───── Material provided
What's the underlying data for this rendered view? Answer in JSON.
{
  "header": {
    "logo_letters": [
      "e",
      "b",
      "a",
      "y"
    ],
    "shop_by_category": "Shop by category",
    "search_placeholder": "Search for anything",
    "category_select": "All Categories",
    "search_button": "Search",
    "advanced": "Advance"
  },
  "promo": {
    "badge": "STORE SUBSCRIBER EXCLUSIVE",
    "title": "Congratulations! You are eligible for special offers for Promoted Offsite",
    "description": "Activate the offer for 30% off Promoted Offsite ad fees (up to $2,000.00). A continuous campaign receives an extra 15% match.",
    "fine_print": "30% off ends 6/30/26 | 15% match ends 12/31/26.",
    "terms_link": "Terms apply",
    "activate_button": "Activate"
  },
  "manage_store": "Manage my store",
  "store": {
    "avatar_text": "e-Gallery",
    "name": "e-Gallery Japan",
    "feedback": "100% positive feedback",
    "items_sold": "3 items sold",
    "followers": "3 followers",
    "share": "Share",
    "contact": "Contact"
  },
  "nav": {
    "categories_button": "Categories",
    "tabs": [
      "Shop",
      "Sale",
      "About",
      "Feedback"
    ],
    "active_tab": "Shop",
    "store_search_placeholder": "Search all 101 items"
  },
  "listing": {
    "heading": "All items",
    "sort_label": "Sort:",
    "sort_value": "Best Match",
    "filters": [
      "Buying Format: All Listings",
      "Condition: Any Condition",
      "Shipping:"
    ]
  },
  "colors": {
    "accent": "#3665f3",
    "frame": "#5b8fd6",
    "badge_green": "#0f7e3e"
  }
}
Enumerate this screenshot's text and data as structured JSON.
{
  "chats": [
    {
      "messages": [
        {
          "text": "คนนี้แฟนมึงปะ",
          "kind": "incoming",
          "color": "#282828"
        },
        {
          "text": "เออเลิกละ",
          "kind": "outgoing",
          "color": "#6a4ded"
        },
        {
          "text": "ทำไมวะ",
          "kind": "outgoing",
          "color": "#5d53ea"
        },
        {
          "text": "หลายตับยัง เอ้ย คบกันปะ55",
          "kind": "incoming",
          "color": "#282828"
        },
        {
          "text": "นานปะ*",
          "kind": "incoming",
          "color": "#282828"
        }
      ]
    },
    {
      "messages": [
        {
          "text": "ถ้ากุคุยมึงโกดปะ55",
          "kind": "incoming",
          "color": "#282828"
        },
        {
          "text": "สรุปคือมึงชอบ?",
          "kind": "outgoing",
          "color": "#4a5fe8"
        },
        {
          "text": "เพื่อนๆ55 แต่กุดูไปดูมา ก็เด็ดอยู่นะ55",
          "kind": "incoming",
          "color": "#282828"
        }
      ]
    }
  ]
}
──────────
> **Do this**
Copy all lines from the material that include "Promoted".

> **Correct output**
    "title": "Congratulations! You are eligible for special offers for Promoted Offsite",
    "description": "Activate the offer for 30% off Promoted Offsite ad fees (up to $2,000.00). A continuous campaign receives an extra 15% match.",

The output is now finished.